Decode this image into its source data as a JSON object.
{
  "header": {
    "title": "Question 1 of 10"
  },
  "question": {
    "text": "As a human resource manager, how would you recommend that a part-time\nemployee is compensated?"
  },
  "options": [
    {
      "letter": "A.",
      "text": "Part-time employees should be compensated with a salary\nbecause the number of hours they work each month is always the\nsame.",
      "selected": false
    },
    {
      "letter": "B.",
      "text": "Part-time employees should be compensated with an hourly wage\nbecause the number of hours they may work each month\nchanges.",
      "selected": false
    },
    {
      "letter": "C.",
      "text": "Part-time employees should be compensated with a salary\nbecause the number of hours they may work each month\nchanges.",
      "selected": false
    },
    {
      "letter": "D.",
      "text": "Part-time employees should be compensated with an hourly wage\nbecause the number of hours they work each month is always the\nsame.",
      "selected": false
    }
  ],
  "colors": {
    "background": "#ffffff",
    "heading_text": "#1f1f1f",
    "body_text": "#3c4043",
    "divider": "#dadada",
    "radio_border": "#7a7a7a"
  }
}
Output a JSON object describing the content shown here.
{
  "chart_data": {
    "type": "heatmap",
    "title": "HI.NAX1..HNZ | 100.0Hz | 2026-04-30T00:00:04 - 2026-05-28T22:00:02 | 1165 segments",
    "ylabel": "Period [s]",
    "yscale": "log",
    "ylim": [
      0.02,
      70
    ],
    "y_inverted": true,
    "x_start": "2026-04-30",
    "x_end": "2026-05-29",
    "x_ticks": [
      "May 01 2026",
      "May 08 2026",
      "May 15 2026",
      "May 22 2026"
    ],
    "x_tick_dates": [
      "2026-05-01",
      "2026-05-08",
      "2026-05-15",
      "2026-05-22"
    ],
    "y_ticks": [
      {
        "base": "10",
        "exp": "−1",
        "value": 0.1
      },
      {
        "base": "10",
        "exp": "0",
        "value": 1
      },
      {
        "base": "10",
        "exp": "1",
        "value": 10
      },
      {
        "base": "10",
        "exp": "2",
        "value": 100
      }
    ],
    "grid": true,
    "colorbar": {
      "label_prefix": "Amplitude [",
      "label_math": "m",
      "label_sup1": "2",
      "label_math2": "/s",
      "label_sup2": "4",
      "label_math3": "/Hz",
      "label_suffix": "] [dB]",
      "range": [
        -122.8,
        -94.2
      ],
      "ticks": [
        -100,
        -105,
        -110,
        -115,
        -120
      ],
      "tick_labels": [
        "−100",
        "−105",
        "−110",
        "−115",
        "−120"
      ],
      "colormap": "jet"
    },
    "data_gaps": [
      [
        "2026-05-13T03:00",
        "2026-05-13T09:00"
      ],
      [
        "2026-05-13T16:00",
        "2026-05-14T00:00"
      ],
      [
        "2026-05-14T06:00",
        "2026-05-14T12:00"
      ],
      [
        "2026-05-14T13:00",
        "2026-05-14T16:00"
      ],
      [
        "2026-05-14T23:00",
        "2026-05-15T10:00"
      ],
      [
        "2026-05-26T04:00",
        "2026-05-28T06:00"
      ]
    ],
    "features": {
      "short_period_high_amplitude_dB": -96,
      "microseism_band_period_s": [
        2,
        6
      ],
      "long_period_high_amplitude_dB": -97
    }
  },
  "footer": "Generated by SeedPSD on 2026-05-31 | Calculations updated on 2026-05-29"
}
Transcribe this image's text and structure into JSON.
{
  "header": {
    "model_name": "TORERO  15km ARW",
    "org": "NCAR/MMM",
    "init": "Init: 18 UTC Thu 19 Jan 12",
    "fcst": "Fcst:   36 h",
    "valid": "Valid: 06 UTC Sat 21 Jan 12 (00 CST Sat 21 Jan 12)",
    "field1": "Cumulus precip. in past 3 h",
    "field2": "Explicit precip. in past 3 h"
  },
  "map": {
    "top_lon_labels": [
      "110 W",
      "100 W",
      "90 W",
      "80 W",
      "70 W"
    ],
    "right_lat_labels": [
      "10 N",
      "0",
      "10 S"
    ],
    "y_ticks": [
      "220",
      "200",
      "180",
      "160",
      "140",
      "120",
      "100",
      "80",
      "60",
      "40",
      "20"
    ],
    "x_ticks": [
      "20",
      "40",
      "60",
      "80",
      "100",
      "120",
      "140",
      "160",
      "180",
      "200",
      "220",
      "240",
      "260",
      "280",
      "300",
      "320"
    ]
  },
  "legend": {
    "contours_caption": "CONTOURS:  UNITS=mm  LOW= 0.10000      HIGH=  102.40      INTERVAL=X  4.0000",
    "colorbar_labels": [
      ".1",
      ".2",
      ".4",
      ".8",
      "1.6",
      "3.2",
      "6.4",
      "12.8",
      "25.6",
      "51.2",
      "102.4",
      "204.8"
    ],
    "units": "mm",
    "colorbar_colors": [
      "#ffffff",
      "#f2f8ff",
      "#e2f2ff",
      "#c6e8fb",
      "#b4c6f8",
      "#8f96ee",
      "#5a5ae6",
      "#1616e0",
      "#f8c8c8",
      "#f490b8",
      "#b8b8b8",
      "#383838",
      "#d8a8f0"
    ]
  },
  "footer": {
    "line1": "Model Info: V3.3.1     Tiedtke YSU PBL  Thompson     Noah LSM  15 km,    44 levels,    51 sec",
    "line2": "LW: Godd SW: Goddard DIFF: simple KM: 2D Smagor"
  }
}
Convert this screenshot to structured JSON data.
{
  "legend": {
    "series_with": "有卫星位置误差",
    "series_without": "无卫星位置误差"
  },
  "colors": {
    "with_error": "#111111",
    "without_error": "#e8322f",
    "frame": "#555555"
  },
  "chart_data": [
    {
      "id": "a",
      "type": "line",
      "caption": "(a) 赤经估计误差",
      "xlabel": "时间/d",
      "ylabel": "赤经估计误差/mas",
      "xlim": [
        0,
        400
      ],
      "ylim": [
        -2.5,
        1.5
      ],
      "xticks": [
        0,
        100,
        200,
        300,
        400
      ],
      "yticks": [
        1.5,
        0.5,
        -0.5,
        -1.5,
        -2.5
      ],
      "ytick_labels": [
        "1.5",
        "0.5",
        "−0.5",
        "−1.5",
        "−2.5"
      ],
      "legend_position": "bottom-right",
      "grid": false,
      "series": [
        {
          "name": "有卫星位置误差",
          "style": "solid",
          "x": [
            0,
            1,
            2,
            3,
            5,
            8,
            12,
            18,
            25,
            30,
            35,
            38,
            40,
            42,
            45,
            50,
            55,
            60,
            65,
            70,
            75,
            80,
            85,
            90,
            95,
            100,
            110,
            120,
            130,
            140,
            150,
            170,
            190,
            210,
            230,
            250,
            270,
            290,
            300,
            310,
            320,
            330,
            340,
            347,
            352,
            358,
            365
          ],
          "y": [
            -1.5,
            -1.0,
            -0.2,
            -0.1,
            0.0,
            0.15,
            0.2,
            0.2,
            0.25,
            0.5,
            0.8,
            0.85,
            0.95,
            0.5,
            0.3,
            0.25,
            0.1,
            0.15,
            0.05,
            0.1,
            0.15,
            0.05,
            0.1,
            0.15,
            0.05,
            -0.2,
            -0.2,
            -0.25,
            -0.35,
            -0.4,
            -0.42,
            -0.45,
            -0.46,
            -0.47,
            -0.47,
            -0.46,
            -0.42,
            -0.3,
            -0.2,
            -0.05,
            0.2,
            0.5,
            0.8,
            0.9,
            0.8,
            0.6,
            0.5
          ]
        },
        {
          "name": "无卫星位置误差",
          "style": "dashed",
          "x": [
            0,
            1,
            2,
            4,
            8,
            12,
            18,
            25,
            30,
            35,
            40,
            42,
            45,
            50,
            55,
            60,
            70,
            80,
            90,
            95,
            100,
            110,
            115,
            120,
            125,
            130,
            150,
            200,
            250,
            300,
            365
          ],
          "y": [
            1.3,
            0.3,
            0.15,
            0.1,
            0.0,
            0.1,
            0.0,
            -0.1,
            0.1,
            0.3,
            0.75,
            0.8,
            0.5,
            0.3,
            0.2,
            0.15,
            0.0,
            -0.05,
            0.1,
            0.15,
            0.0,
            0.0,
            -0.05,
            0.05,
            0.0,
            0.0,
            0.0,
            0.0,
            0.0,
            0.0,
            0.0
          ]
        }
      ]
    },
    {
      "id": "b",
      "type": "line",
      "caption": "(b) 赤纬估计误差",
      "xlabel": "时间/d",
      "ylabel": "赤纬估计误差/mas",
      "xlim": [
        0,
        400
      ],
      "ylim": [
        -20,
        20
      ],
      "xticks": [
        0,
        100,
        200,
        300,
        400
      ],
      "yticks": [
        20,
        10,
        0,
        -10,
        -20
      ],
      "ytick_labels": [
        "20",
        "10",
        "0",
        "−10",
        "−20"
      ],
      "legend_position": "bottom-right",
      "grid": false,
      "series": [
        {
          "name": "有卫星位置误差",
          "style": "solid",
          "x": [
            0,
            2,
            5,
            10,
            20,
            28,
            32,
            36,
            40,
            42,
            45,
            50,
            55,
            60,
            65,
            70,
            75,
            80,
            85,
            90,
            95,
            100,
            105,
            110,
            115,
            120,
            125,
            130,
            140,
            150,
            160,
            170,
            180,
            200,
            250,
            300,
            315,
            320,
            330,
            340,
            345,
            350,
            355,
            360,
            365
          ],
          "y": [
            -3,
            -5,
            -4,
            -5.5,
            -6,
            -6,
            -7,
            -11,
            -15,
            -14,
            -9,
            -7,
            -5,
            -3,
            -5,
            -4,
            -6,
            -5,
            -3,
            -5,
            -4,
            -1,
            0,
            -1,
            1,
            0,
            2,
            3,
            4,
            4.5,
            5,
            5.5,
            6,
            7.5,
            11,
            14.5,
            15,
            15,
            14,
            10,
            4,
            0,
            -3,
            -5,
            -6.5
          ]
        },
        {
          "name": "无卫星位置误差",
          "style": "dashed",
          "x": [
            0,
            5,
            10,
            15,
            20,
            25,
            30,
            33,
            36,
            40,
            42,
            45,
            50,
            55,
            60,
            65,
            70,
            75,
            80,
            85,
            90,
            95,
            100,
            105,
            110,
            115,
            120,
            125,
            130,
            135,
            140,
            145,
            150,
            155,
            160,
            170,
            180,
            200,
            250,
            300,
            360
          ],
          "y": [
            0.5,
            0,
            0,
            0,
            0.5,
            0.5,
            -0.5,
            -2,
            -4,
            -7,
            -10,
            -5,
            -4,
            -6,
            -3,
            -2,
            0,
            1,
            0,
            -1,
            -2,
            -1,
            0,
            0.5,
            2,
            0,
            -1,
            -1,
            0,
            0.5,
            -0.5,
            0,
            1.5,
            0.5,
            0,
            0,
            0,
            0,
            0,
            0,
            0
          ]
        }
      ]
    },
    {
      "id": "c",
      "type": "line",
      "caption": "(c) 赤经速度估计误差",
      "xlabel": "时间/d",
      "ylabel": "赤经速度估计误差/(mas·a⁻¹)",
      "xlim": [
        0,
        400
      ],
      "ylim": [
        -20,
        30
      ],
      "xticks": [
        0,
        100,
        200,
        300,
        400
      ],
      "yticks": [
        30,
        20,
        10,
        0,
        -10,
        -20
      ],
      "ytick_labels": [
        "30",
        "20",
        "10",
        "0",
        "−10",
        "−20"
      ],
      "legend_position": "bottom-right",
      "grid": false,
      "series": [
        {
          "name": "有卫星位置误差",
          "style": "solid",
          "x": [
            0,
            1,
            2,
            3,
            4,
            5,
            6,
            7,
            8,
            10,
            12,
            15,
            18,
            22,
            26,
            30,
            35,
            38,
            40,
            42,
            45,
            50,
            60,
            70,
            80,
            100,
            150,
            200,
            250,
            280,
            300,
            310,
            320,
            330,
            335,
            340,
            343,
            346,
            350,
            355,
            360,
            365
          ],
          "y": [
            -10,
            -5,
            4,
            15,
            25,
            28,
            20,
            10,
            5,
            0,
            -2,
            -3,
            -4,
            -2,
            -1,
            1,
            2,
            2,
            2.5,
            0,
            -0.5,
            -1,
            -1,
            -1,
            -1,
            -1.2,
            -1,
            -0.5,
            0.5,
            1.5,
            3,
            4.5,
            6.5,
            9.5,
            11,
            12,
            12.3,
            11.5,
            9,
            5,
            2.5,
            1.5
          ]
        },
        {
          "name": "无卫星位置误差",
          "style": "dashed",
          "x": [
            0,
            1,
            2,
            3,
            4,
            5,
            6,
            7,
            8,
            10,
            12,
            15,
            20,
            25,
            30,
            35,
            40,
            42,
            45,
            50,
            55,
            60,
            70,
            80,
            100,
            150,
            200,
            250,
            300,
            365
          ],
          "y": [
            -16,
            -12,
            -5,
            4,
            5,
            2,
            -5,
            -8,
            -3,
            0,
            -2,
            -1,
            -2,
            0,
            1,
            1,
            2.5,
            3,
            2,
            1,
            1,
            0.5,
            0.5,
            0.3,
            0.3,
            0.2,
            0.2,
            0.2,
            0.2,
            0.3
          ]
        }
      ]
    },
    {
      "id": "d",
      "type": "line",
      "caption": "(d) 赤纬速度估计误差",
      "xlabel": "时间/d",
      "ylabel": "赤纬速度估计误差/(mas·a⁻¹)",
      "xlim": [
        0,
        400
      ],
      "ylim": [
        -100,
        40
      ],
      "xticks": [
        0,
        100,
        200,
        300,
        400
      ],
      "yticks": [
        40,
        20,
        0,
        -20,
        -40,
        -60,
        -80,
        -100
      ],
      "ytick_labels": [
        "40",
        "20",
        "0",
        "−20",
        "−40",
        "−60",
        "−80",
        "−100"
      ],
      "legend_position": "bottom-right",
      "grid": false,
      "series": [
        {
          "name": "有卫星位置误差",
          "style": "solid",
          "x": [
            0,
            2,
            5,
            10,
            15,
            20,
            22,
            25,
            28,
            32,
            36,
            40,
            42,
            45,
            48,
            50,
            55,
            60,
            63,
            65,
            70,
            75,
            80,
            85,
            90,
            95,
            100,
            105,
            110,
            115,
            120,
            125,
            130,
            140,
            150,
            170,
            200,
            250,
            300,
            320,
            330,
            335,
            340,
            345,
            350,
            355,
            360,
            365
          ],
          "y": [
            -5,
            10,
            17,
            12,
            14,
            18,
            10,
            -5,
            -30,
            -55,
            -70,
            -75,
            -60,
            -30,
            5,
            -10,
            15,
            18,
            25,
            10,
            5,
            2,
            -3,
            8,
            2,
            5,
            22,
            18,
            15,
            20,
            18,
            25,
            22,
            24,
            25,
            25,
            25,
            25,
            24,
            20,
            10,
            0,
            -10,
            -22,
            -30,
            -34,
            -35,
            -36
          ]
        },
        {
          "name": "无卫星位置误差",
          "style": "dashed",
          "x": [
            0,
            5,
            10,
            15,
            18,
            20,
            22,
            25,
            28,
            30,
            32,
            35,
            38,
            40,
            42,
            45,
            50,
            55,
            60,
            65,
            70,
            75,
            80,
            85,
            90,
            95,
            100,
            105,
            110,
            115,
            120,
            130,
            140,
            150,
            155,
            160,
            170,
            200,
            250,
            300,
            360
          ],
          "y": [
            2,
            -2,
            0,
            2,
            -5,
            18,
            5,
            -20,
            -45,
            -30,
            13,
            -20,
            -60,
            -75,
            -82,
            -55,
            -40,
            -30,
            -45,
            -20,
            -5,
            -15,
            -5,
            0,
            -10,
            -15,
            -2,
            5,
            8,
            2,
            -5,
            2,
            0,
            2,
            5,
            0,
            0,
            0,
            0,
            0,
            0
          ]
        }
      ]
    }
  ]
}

Problem details:
Scan the listing above. Gather each line that contains the word "object".

Answer to this problem:
Decode this image into its source data as a JSON object.
Output a JSON object describing the content shown here.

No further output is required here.